**Task requirements**
Every line of the material below should be repeated exactly.

**Recorded data**
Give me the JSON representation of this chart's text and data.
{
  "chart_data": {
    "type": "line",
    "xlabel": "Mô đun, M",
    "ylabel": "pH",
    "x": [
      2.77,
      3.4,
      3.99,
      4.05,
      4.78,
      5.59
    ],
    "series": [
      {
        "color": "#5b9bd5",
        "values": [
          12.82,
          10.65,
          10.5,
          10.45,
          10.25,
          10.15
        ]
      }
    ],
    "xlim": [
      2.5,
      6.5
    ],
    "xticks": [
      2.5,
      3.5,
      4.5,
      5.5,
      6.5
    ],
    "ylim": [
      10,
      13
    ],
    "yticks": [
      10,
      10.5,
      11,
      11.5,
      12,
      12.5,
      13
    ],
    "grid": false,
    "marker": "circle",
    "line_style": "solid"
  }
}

**The completed task**
Give me the JSON representation of this chart's text and data.
{
  "chart_data": {
    "type": "line",
    "xlabel": "Mô đun, M",
    "ylabel": "pH",
    "x": [
      2.77,
      3.4,
      3.99,
      4.05,
      4.78,
      5.59
    ],
    "series": [
      {
        "color": "#5b9bd5",
        "values": [
          12.82,
          10.65,
          10.5,
          10.45,
          10.25,
          10.15
        ]
      }
    ],
    "xlim": [
      2.5,
      6.5
    ],
    "xticks": [
      2.5,
      3.5,
      4.5,
      5.5,
      6.5
    ],
    "ylim": [
      10,
      13
    ],
    "yticks": [
      10,
      10.5,
      11,
      11.5,
      12,
      12.5,
      13
    ],
    "grid": false,
    "marker": "circle",
    "line_style": "solid"
  }
}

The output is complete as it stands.